Collect each line of the records containing the string "предусмотренных".

- _Records provided_
────────
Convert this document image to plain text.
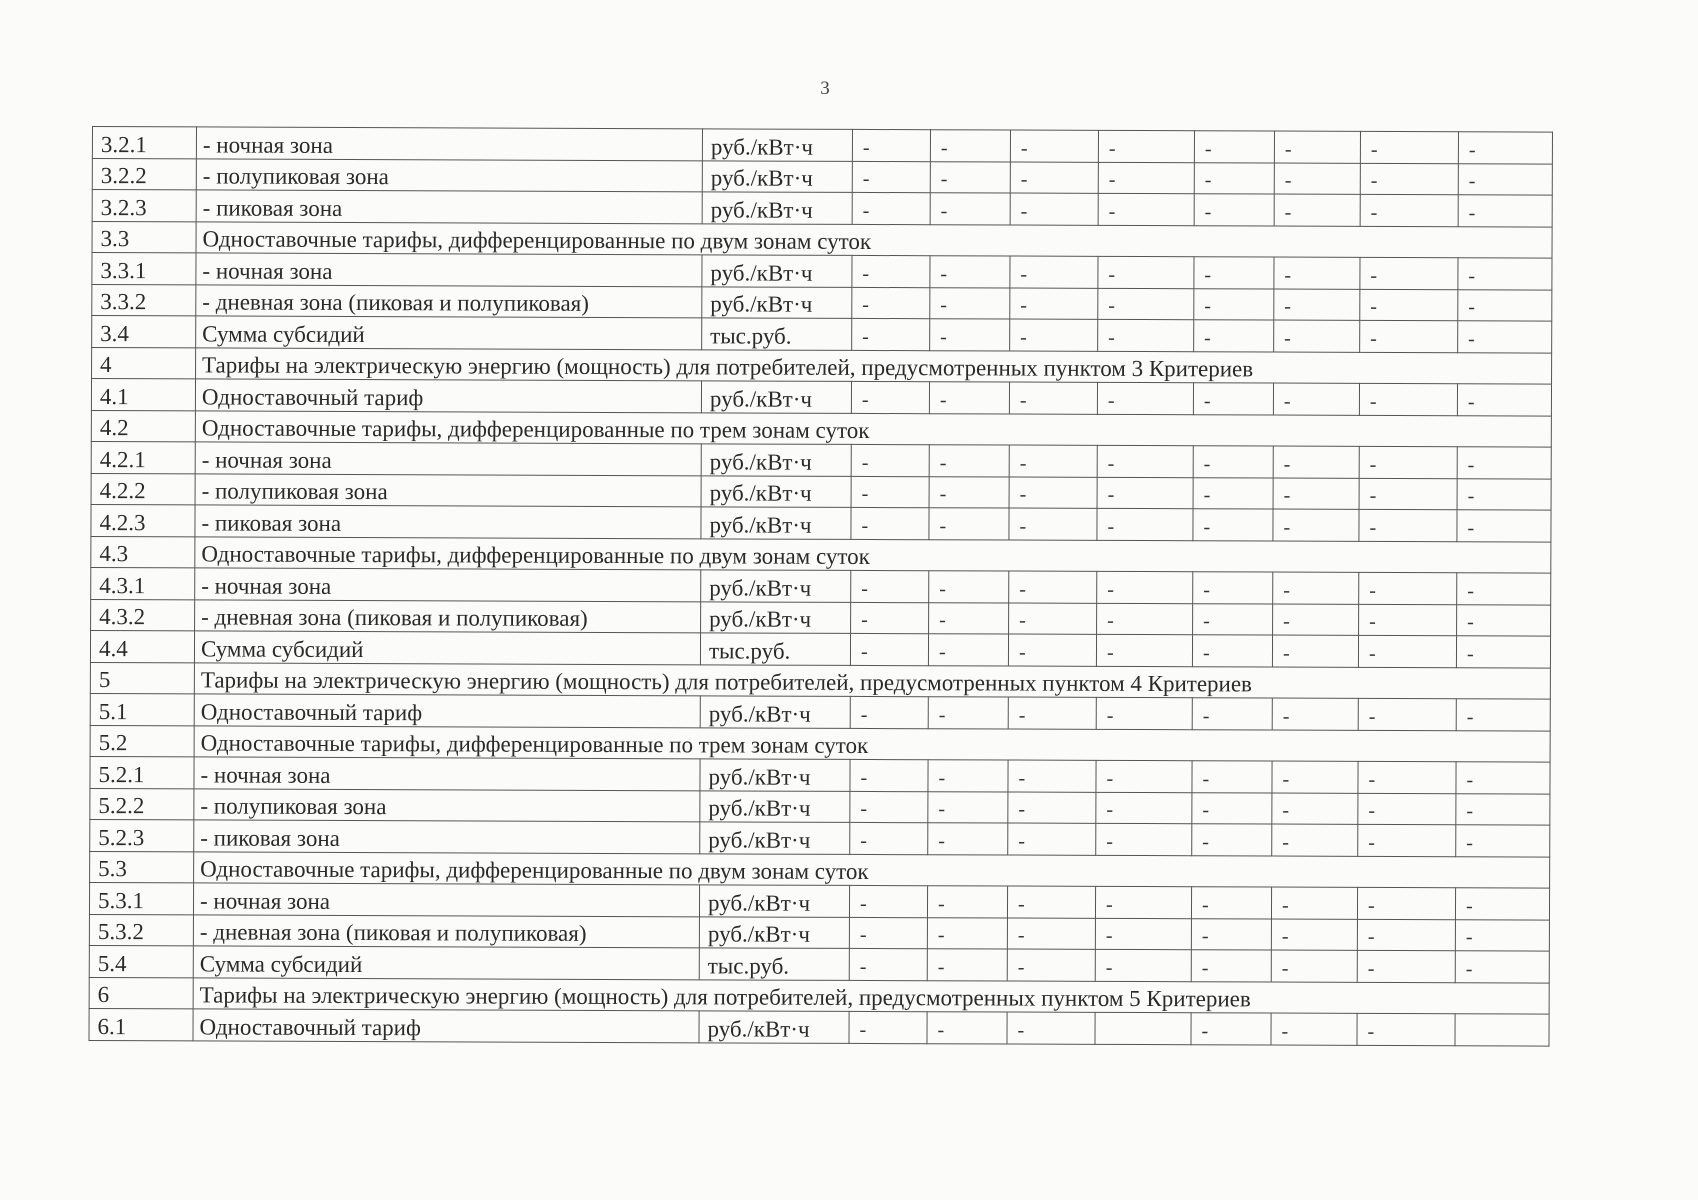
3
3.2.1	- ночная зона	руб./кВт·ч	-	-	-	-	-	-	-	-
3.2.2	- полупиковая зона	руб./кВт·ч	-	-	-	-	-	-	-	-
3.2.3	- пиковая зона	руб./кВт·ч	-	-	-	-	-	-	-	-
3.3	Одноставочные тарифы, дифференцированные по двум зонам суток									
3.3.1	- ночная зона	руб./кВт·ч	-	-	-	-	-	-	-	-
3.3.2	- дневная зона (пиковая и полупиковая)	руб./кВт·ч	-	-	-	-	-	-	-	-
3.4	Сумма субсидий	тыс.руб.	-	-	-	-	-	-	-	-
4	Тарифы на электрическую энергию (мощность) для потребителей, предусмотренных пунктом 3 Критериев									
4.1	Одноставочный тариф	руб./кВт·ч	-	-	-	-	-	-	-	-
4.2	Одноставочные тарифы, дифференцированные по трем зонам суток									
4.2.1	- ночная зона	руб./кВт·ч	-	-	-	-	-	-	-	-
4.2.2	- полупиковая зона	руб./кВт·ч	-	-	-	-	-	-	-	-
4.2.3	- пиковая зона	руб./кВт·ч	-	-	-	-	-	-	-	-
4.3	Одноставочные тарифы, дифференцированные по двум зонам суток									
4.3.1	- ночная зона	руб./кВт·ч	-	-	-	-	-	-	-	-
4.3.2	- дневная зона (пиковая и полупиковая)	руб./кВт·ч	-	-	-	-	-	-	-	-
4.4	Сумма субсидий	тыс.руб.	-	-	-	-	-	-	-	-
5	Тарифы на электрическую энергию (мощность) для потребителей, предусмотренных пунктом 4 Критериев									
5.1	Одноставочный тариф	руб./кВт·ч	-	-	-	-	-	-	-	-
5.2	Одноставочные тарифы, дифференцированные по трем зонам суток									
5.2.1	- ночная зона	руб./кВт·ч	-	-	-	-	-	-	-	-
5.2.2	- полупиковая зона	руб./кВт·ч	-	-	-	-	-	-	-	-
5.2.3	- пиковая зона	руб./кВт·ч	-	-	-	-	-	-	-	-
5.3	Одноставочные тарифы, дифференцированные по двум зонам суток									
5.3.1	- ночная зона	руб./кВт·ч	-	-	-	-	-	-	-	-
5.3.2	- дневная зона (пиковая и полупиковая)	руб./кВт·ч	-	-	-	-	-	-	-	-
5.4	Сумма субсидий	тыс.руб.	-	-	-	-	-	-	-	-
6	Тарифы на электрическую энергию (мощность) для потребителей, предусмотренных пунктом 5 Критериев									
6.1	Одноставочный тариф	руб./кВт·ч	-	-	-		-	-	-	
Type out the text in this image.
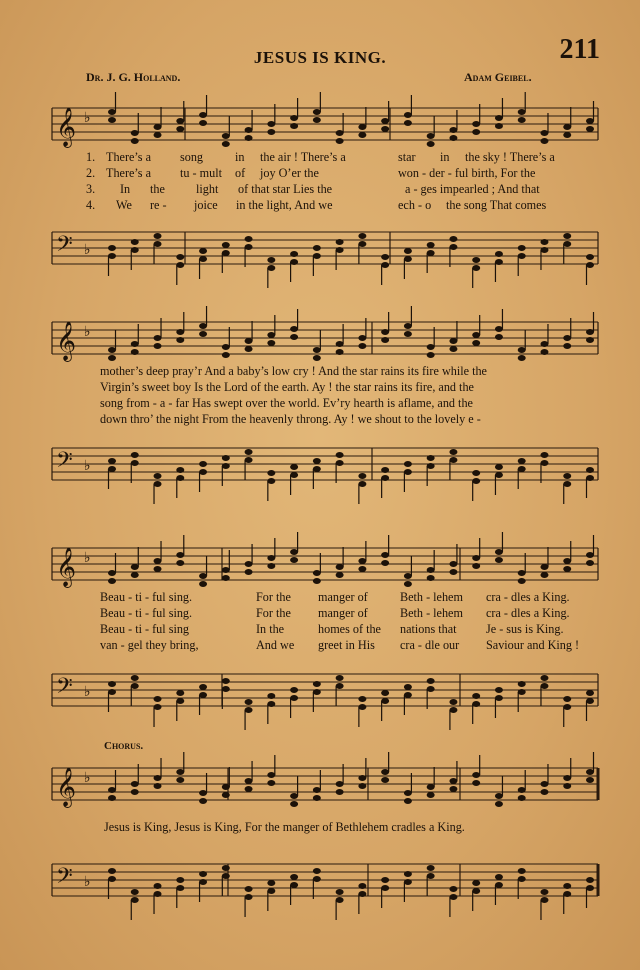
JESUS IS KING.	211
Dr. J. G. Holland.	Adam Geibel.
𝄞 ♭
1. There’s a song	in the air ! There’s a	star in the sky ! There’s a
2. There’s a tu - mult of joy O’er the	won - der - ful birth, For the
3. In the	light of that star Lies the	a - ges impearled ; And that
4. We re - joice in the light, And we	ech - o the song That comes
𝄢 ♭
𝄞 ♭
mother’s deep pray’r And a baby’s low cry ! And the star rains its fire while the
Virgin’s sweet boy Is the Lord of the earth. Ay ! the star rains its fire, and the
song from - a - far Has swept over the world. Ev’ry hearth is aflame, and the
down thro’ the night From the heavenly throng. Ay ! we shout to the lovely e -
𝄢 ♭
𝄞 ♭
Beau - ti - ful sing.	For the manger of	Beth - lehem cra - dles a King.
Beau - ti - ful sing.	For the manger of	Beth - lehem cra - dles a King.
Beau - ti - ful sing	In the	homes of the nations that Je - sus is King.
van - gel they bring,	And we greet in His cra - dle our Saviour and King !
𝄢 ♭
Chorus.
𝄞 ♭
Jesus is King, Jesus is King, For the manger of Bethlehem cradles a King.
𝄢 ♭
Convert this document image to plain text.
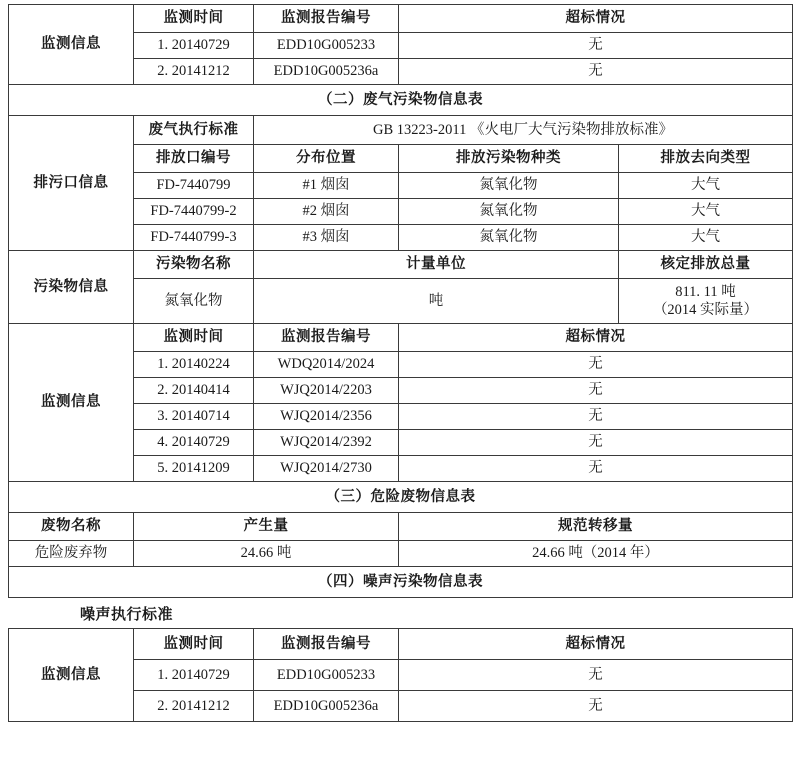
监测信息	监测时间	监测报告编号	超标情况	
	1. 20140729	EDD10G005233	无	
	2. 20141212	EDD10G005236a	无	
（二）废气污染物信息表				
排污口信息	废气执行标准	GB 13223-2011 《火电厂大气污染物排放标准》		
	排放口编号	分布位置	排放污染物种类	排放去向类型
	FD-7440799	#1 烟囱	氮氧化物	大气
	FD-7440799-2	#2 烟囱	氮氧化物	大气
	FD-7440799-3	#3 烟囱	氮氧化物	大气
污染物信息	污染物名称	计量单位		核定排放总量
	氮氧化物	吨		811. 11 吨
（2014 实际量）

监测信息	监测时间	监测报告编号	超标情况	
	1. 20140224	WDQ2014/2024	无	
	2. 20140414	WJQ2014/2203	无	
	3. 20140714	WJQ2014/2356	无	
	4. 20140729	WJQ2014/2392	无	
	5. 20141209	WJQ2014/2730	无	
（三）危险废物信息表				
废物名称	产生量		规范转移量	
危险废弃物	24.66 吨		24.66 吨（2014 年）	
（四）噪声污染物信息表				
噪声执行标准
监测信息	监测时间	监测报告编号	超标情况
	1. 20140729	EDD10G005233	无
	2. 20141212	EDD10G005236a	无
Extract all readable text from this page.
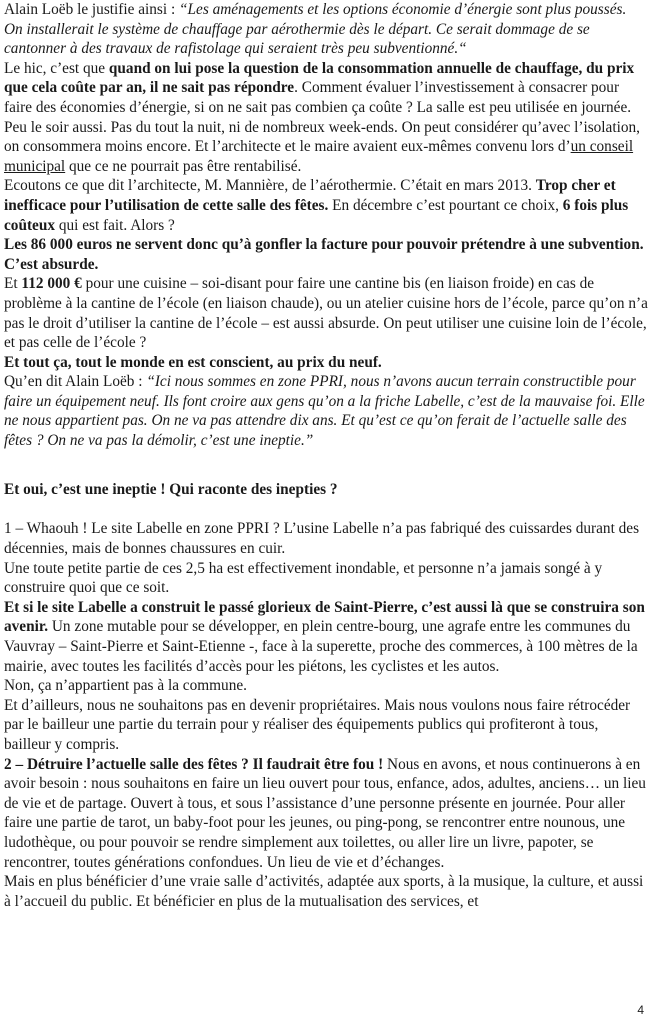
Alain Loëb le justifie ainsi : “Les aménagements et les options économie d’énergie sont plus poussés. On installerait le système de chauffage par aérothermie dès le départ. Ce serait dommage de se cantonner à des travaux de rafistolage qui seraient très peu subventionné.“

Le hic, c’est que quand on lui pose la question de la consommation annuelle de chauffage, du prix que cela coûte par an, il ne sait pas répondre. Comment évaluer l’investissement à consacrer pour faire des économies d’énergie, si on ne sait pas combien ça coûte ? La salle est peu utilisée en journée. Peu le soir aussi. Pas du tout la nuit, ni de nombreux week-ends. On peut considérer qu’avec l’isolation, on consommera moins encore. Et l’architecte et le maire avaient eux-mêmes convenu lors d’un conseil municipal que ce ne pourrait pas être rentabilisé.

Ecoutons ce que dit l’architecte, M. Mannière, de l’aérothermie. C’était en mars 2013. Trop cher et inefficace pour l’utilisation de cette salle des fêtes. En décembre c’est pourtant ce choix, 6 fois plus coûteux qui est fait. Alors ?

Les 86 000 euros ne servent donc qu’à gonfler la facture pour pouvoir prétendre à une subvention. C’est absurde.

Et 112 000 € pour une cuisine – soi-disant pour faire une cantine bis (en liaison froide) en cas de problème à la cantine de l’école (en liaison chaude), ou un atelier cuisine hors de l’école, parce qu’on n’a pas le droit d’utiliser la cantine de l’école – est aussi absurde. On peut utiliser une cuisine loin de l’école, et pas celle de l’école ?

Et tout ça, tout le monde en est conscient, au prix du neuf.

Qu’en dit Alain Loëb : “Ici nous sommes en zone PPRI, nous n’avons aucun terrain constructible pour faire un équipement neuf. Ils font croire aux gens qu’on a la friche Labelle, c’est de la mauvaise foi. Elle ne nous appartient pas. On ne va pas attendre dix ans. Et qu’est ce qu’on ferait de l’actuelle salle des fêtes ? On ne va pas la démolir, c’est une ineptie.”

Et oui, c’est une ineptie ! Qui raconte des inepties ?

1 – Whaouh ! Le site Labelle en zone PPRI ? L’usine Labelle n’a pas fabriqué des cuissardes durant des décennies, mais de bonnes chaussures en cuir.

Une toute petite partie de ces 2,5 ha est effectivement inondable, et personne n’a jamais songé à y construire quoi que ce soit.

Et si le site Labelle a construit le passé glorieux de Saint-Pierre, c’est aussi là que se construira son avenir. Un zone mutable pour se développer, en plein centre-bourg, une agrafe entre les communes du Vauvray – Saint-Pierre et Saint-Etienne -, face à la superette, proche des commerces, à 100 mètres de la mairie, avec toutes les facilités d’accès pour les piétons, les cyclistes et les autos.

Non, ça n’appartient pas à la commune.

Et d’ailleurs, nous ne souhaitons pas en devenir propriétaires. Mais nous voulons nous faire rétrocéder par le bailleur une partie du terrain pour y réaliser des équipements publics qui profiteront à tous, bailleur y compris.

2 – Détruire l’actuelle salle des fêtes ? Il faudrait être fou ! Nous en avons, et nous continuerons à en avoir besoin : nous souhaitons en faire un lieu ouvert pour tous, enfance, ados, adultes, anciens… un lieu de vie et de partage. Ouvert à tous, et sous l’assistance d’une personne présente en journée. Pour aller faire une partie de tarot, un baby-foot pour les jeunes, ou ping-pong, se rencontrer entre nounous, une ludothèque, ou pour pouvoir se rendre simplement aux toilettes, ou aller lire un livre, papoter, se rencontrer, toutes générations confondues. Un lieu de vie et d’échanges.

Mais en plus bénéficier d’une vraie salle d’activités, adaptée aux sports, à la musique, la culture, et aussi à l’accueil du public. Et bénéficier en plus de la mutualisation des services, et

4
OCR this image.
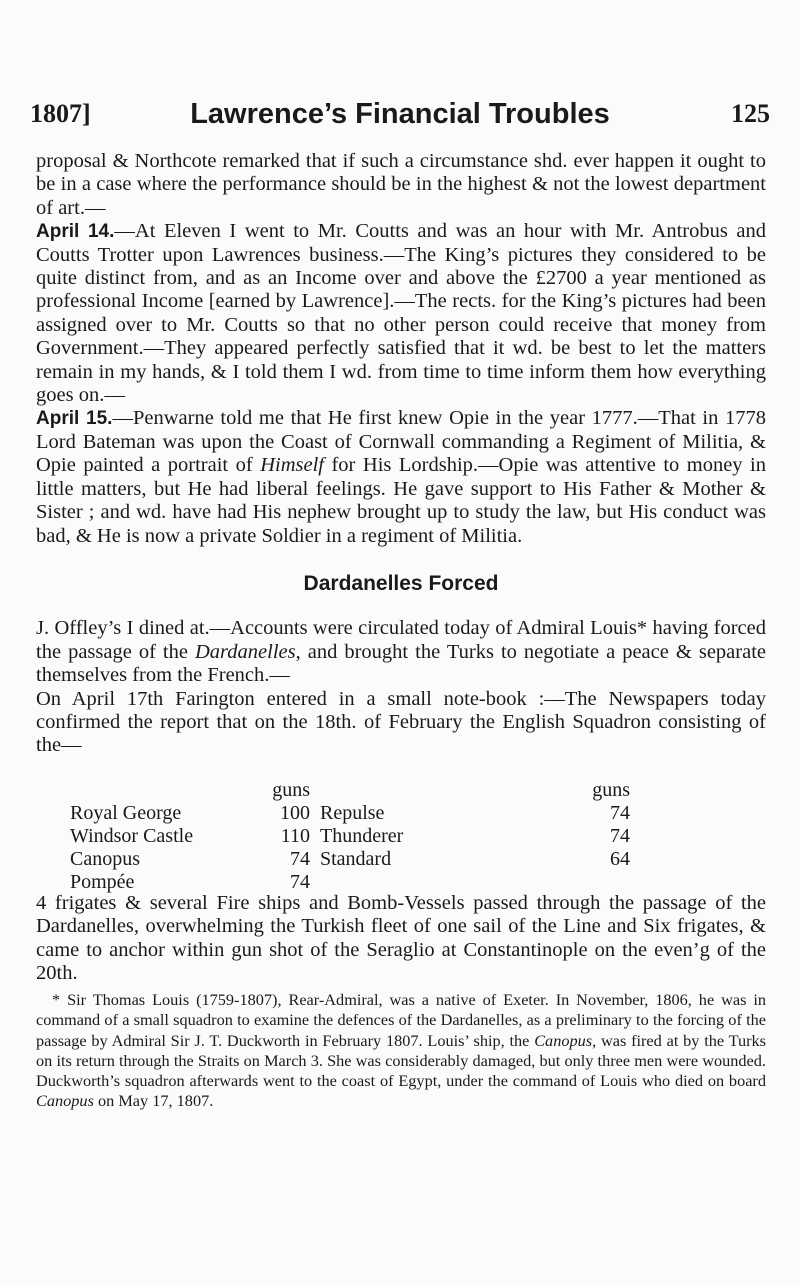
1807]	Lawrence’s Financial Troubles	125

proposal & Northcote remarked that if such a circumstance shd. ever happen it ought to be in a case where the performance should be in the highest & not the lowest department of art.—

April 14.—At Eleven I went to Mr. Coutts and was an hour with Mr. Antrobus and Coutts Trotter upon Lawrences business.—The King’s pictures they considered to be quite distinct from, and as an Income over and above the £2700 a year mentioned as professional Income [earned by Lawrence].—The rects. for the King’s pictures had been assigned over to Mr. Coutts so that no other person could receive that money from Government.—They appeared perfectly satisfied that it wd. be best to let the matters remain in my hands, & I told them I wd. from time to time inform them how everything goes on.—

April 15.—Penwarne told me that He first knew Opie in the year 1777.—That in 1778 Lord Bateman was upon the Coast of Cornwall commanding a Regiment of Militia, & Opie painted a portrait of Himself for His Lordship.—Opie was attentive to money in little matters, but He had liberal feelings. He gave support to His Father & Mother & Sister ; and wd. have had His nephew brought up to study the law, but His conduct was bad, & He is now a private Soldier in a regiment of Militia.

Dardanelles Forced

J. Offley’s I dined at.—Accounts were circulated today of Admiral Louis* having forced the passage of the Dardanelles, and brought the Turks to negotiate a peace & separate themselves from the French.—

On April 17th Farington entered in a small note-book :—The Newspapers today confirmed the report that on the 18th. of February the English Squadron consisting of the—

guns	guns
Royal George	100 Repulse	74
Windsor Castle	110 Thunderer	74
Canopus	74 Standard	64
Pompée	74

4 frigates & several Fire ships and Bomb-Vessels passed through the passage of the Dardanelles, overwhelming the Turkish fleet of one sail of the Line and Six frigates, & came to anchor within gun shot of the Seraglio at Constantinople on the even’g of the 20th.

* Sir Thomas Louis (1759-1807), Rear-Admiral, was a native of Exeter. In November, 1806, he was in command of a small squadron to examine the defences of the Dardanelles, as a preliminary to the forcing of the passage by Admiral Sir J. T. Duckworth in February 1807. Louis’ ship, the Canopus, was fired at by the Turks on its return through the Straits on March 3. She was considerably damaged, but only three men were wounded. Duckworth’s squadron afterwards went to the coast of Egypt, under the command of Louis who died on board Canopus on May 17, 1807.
────────
- _Written response_
4	Тарифы на электрическую энергию (мощность) для потребителей, предусмотренных пунктом 3 Критериев									
5	Тарифы на электрическую энергию (мощность) для потребителей, предусмотренных пунктом 4 Критериев									
6	Тарифы на электрическую энергию (мощность) для потребителей, предусмотренных пунктом 5 Критериев									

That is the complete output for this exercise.